---------- Input for this task
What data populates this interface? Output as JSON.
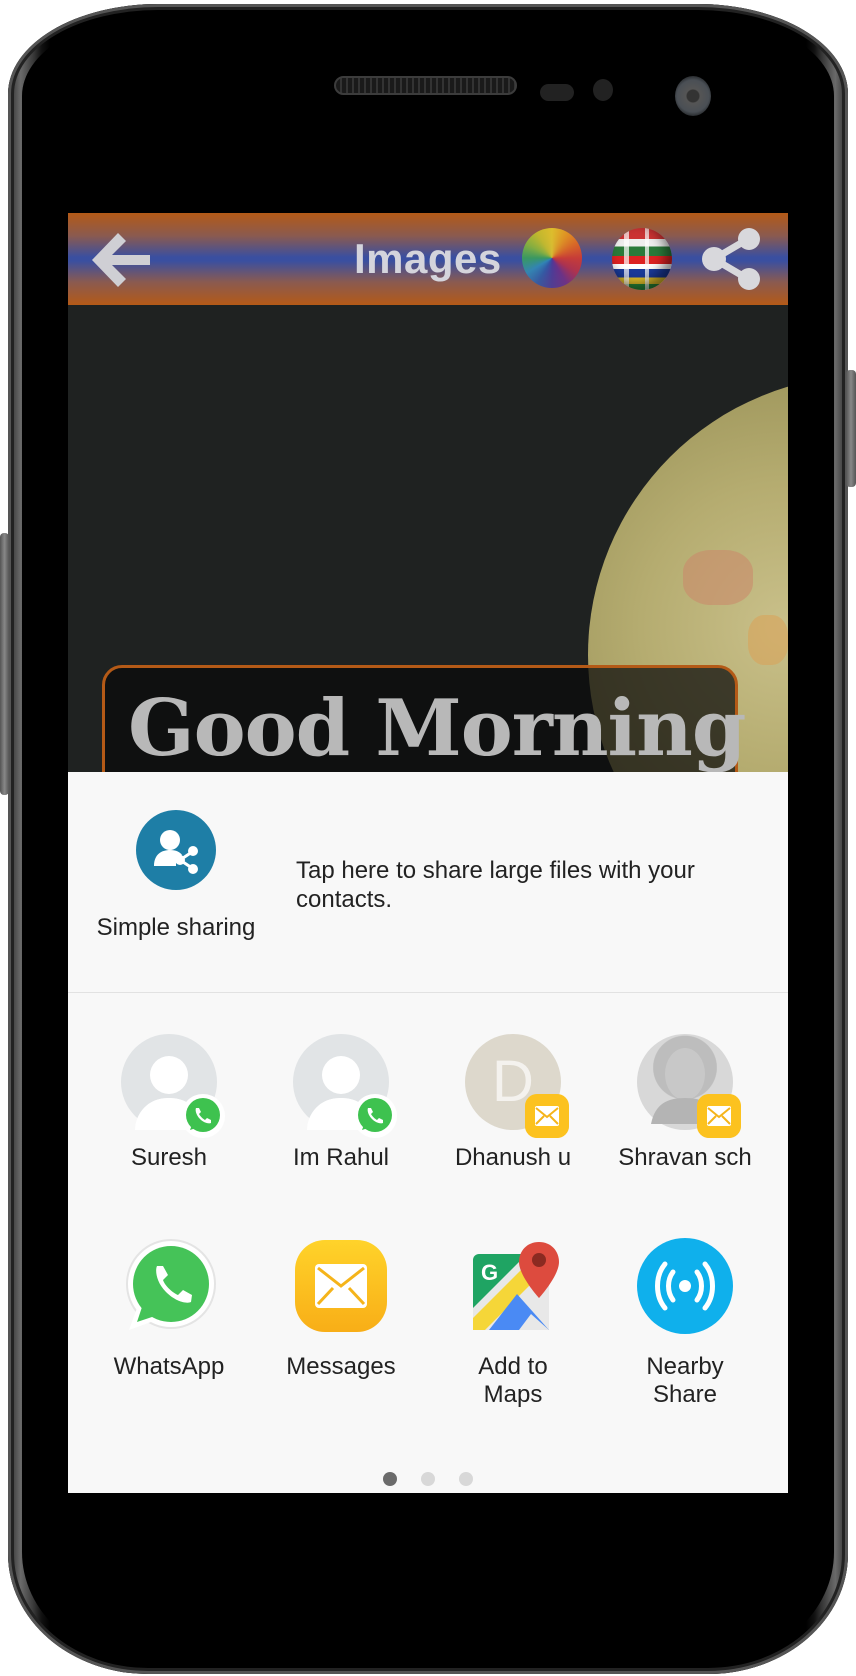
{
  "device": {
    "frame": "android-phone-mockup"
  },
  "toolbar": {
    "title": "Images",
    "back_icon": "arrow-left-icon",
    "color_wheel_icon": "color-wheel-icon",
    "language_icon": "flag-globe-icon",
    "share_icon": "share-icon",
    "colors": {
      "top_bottom": "#b45a17",
      "middle": "#3a4fa0"
    }
  },
  "content": {
    "greeting_text": "Good Morning",
    "background": "dark photo with antique globe"
  },
  "share_sheet": {
    "simple_sharing": {
      "label": "Simple sharing",
      "description": "Tap here to share large files with your contacts.",
      "icon": "contact-share-icon",
      "color": "#1e7ea6"
    },
    "contacts": [
      {
        "name": "Suresh",
        "avatar": "default",
        "via": "whatsapp"
      },
      {
        "name": "Im Rahul",
        "avatar": "default",
        "via": "whatsapp"
      },
      {
        "name": "Dhanush u",
        "avatar": "initial",
        "initial": "D",
        "via": "messages"
      },
      {
        "name": "Shravan sch",
        "avatar": "photo",
        "via": "messages"
      }
    ],
    "apps": [
      {
        "label": "WhatsApp",
        "icon": "whatsapp-icon"
      },
      {
        "label": "Messages",
        "icon": "messages-icon"
      },
      {
        "label": "Add to Maps",
        "icon": "google-maps-icon"
      },
      {
        "label": "Nearby Share",
        "icon": "nearby-share-icon"
      }
    ],
    "pagination": {
      "pages": 3,
      "current": 1
    }
  }
}
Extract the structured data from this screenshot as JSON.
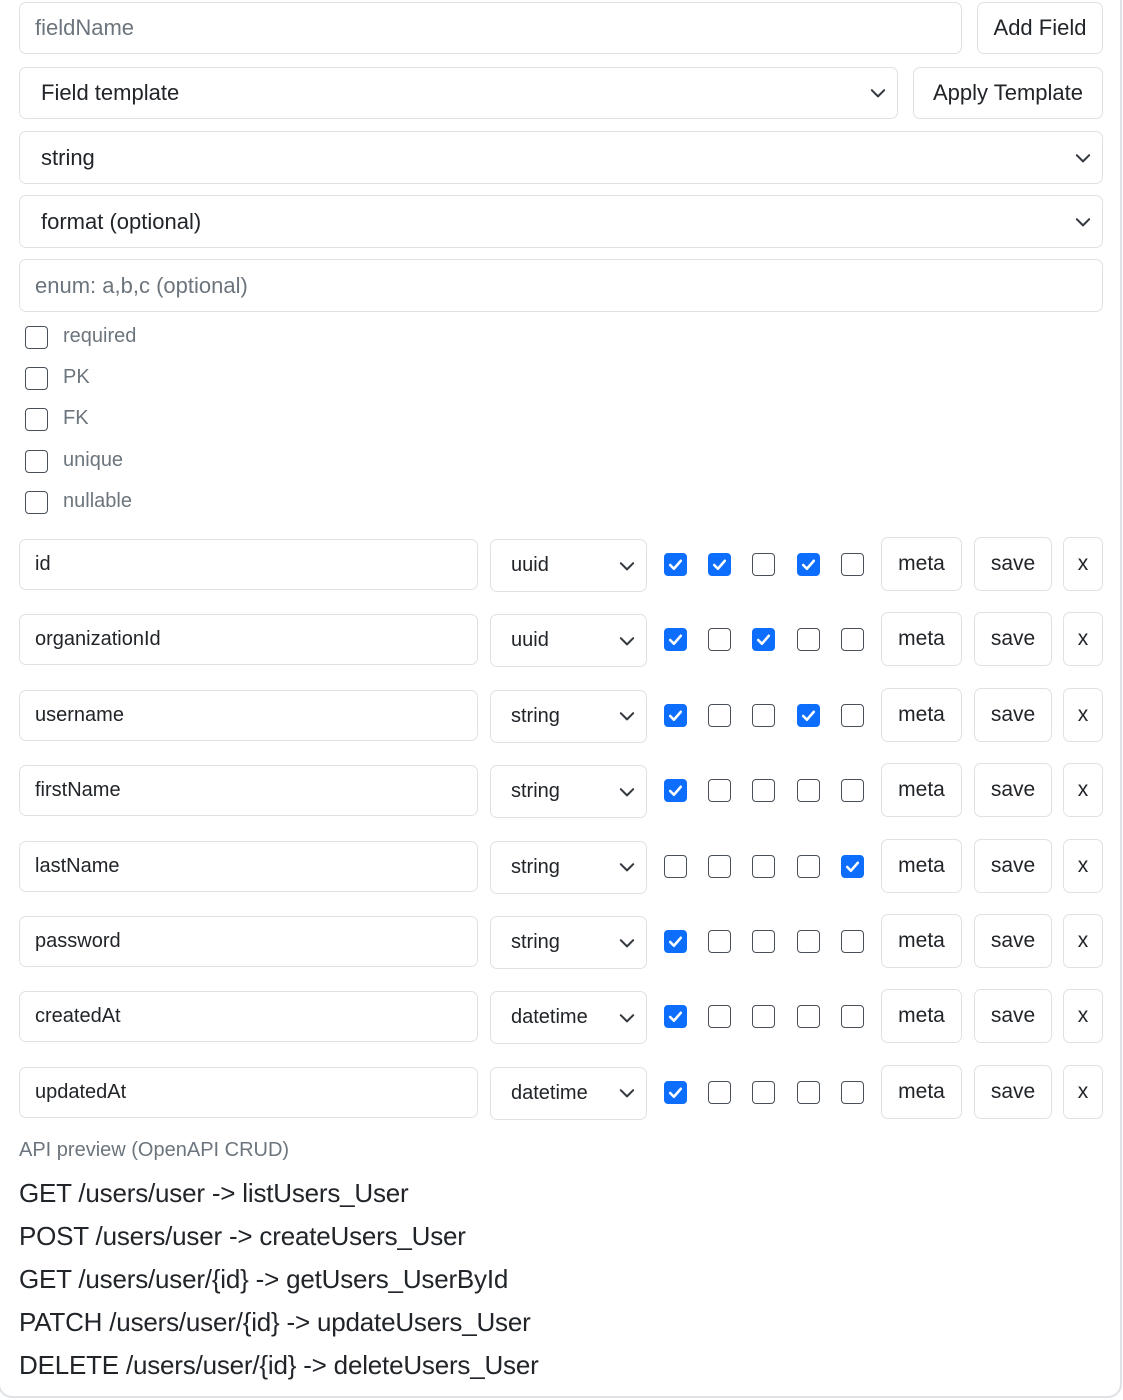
{
  "top": {
    "field_name_placeholder": "fieldName",
    "add_field_label": "Add Field",
    "template_select_value": "Field template",
    "apply_template_label": "Apply Template",
    "type_select_value": "string",
    "format_select_value": "format (optional)",
    "enum_placeholder": "enum: a,b,c (optional)"
  },
  "flags": [
    {
      "label": "required",
      "checked": false
    },
    {
      "label": "PK",
      "checked": false
    },
    {
      "label": "FK",
      "checked": false
    },
    {
      "label": "unique",
      "checked": false
    },
    {
      "label": "nullable",
      "checked": false
    }
  ],
  "fields": [
    {
      "name": "id",
      "type": "uuid",
      "flags": [
        true,
        true,
        false,
        true,
        false
      ]
    },
    {
      "name": "organizationId",
      "type": "uuid",
      "flags": [
        true,
        false,
        true,
        false,
        false
      ]
    },
    {
      "name": "username",
      "type": "string",
      "flags": [
        true,
        false,
        false,
        true,
        false
      ]
    },
    {
      "name": "firstName",
      "type": "string",
      "flags": [
        true,
        false,
        false,
        false,
        false
      ]
    },
    {
      "name": "lastName",
      "type": "string",
      "flags": [
        false,
        false,
        false,
        false,
        true
      ]
    },
    {
      "name": "password",
      "type": "string",
      "flags": [
        true,
        false,
        false,
        false,
        false
      ]
    },
    {
      "name": "createdAt",
      "type": "datetime",
      "flags": [
        true,
        false,
        false,
        false,
        false
      ]
    },
    {
      "name": "updatedAt",
      "type": "datetime",
      "flags": [
        true,
        false,
        false,
        false,
        false
      ]
    }
  ],
  "row_buttons": {
    "meta": "meta",
    "save": "save",
    "remove": "x"
  },
  "api_preview": {
    "label": "API preview (OpenAPI CRUD)",
    "routes": [
      "GET /users/user -> listUsers_User",
      "POST /users/user -> createUsers_User",
      "GET /users/user/{id} -> getUsers_UserById",
      "PATCH /users/user/{id} -> updateUsers_User",
      "DELETE /users/user/{id} -> deleteUsers_User"
    ]
  },
  "colors": {
    "accent": "#0d6efd",
    "border": "#dee2e6",
    "muted": "#6c757d"
  }
}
--------------------
Exercise requirements:
All of the records above must be copied exactly, except for the pictures.

Solution for this problem:
What data populates this interface? Output as JSON.
{
  "device": {
    "frame": "android-phone-mockup"
  },
  "toolbar": {
    "title": "Images",
    "back_icon": "arrow-left-icon",
    "color_wheel_icon": "color-wheel-icon",
    "language_icon": "flag-globe-icon",
    "share_icon": "share-icon",
    "colors": {
      "top_bottom": "#b45a17",
      "middle": "#3a4fa0"
    }
  },
  "content": {
    "greeting_text": "Good Morning",
    "background": "dark photo with antique globe"
  },
  "share_sheet": {
    "simple_sharing": {
      "label": "Simple sharing",
      "description": "Tap here to share large files with your contacts.",
      "icon": "contact-share-icon",
      "color": "#1e7ea6"
    },
    "contacts": [
      {
        "name": "Suresh",
        "avatar": "default",
        "via": "whatsapp"
      },
      {
        "name": "Im Rahul",
        "avatar": "default",
        "via": "whatsapp"
      },
      {
        "name": "Dhanush u",
        "avatar": "initial",
        "initial": "D",
        "via": "messages"
      },
      {
        "name": "Shravan sch",
        "avatar": "photo",
        "via": "messages"
      }
    ],
    "apps": [
      {
        "label": "WhatsApp",
        "icon": "whatsapp-icon"
      },
      {
        "label": "Messages",
        "icon": "messages-icon"
      },
      {
        "label": "Add to Maps",
        "icon": "google-maps-icon"
      },
      {
        "label": "Nearby Share",
        "icon": "nearby-share-icon"
      }
    ],
    "pagination": {
      "pages": 3,
      "current": 1
    }
  }
}
Extract the structured data from this screenshot as JSON.
{
  "top": {
    "field_name_placeholder": "fieldName",
    "add_field_label": "Add Field",
    "template_select_value": "Field template",
    "apply_template_label": "Apply Template",
    "type_select_value": "string",
    "format_select_value": "format (optional)",
    "enum_placeholder": "enum: a,b,c (optional)"
  },
  "flags": [
    {
      "label": "required",
      "checked": false
    },
    {
      "label": "PK",
      "checked": false
    },
    {
      "label": "FK",
      "checked": false
    },
    {
      "label": "unique",
      "checked": false
    },
    {
      "label": "nullable",
      "checked": false
    }
  ],
  "fields": [
    {
      "name": "id",
      "type": "uuid",
      "flags": [
        true,
        true,
        false,
        true,
        false
      ]
    },
    {
      "name": "organizationId",
      "type": "uuid",
      "flags": [
        true,
        false,
        true,
        false,
        false
      ]
    },
    {
      "name": "username",
      "type": "string",
      "flags": [
        true,
        false,
        false,
        true,
        false
      ]
    },
    {
      "name": "firstName",
      "type": "string",
      "flags": [
        true,
        false,
        false,
        false,
        false
      ]
    },
    {
      "name": "lastName",
      "type": "string",
      "flags": [
        false,
        false,
        false,
        false,
        true
      ]
    },
    {
      "name": "password",
      "type": "string",
      "flags": [
        true,
        false,
        false,
        false,
        false
      ]
    },
    {
      "name": "createdAt",
      "type": "datetime",
      "flags": [
        true,
        false,
        false,
        false,
        false
      ]
    },
    {
      "name": "updatedAt",
      "type": "datetime",
      "flags": [
        true,
        false,
        false,
        false,
        false
      ]
    }
  ],
  "row_buttons": {
    "meta": "meta",
    "save": "save",
    "remove": "x"
  },
  "api_preview": {
    "label": "API preview (OpenAPI CRUD)",
    "routes": [
      "GET /users/user -> listUsers_User",
      "POST /users/user -> createUsers_User",
      "GET /users/user/{id} -> getUsers_UserById",
      "PATCH /users/user/{id} -> updateUsers_User",
      "DELETE /users/user/{id} -> deleteUsers_User"
    ]
  },
  "colors": {
    "accent": "#0d6efd",
    "border": "#dee2e6",
    "muted": "#6c757d"
  }
}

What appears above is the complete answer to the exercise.